Short problem =
In the listing below, count the lines with "Example" and report only the figure.

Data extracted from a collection
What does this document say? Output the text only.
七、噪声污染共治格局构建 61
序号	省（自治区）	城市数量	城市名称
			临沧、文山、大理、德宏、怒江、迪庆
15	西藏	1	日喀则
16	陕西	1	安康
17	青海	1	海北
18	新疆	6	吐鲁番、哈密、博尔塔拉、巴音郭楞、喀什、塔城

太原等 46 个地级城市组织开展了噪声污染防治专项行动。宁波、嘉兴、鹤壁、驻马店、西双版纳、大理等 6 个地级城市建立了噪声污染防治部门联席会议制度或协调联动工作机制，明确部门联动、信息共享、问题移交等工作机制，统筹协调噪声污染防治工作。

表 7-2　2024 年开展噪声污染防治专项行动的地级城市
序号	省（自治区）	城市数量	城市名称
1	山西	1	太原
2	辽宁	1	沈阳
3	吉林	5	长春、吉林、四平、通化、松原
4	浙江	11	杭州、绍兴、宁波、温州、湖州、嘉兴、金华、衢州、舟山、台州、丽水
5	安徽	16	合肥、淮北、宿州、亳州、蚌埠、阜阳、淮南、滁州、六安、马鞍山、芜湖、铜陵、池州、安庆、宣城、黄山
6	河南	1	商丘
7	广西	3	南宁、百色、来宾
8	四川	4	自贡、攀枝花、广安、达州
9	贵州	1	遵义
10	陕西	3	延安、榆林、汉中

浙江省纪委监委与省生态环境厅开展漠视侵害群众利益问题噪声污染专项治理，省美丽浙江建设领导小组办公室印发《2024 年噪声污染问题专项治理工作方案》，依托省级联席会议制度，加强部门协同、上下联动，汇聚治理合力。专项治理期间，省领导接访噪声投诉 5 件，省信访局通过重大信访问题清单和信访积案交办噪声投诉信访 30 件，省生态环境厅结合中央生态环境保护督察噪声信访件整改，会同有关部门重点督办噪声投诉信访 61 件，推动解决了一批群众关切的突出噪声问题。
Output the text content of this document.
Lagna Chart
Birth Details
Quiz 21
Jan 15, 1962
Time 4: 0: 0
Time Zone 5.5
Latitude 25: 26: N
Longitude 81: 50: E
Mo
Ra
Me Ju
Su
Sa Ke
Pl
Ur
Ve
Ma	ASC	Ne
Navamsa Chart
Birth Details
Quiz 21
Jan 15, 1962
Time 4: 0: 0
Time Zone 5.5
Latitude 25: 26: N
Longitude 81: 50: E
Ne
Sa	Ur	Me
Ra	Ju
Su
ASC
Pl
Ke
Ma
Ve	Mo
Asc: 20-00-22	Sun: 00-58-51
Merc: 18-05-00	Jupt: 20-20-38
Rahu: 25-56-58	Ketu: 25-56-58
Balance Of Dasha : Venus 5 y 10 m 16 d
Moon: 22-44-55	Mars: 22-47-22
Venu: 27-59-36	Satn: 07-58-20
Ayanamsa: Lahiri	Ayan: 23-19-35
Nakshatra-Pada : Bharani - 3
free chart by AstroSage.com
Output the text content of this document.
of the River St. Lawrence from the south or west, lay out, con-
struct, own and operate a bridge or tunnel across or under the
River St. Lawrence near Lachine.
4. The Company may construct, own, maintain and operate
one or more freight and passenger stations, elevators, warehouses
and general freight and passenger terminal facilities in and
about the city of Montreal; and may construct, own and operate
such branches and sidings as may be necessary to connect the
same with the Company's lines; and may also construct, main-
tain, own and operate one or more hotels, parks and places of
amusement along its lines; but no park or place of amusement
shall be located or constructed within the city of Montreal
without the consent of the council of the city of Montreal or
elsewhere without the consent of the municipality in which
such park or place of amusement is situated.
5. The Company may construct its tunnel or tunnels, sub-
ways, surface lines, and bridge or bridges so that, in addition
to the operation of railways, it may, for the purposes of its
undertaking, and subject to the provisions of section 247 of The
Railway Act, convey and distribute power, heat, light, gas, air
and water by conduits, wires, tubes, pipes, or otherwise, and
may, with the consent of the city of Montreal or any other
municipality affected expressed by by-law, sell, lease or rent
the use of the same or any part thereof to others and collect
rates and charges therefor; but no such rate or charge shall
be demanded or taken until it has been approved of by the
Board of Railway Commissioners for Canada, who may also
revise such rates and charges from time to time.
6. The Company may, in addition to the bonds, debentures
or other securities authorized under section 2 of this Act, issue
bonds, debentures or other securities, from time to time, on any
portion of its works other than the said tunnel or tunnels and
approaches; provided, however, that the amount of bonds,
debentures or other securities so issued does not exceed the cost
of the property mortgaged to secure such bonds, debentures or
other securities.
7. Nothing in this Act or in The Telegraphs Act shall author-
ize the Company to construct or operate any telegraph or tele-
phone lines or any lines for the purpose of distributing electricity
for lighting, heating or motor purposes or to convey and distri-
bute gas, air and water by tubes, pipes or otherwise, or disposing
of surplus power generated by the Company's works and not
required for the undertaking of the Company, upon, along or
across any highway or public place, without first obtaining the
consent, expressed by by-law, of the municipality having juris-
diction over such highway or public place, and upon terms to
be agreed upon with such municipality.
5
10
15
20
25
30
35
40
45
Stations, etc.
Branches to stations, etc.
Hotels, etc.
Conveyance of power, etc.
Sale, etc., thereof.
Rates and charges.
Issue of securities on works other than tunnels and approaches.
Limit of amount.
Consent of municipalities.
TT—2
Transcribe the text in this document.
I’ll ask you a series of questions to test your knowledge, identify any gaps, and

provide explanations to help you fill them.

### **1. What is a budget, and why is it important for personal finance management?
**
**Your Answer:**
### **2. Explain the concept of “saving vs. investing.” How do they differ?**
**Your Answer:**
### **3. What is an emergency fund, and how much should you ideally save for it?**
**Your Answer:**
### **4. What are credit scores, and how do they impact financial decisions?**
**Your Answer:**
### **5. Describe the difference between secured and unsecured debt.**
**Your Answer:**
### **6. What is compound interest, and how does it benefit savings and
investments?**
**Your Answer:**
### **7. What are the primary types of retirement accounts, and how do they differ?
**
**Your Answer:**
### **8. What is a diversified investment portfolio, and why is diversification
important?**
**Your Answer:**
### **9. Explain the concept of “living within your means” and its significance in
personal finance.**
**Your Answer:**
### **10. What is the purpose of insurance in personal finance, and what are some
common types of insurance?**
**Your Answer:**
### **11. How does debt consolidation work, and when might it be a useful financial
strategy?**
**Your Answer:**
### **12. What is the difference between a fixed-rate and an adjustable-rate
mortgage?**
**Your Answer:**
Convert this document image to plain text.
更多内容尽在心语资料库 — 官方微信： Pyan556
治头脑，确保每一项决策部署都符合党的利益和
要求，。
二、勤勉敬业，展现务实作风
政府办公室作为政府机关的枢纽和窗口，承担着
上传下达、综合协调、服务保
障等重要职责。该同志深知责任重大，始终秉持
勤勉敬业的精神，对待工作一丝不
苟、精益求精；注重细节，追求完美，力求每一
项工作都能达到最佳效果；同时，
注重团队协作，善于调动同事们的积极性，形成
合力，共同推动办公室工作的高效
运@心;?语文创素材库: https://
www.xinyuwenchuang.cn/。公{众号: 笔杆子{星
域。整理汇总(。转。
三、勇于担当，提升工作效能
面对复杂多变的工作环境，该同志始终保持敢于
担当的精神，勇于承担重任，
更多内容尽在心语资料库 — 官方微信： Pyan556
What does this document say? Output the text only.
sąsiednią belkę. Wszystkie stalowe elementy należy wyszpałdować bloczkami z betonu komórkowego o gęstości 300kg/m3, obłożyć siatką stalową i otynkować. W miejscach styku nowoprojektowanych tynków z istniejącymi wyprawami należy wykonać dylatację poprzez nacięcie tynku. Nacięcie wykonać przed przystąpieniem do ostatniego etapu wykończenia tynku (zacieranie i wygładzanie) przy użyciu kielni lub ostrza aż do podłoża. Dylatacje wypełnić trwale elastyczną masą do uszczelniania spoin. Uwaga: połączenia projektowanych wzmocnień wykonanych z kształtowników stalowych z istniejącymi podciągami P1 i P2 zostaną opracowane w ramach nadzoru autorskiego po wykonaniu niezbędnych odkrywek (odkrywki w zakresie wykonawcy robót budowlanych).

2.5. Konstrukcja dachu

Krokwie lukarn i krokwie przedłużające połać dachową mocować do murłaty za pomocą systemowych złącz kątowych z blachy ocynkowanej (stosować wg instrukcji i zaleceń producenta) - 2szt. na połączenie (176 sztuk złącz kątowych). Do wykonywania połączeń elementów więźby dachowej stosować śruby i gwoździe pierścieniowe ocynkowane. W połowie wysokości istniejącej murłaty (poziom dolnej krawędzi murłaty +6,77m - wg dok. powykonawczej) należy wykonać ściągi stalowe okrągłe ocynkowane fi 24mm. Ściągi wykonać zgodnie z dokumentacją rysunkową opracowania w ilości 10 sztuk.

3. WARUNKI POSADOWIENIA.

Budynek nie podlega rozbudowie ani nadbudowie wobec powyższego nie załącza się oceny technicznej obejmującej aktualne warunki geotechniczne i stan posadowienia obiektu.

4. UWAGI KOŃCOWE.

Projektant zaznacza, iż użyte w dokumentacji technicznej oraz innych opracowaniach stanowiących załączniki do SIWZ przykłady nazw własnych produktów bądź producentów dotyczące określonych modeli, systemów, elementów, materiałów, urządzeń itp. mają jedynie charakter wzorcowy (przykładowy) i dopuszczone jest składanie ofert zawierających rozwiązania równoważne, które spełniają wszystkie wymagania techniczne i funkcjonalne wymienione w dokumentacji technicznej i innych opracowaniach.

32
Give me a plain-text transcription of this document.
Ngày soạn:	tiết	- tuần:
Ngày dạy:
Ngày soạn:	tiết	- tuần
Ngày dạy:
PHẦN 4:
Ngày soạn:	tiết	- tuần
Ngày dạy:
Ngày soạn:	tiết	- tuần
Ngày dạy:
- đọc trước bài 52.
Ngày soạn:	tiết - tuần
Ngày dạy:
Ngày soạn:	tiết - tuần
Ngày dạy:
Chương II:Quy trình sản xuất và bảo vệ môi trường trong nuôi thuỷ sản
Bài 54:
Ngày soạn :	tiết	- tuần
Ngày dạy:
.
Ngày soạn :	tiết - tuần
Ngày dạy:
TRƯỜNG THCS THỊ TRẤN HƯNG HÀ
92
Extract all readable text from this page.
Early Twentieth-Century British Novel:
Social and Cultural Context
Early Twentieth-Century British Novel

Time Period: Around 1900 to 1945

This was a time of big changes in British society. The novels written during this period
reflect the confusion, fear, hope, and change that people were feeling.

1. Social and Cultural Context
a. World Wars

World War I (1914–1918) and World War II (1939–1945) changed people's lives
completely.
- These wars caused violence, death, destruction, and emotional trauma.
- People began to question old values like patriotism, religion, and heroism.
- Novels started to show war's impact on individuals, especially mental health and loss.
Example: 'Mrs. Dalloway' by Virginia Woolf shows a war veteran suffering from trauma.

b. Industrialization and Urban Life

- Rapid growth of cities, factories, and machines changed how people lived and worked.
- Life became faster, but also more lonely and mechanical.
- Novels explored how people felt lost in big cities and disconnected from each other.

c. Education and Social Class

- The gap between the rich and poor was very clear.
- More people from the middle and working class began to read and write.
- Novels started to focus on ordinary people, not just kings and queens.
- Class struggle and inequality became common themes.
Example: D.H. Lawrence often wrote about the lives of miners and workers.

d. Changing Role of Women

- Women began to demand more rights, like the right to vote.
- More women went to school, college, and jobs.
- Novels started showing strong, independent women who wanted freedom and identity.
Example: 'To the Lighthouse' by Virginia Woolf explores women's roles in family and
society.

Reply to the task =
3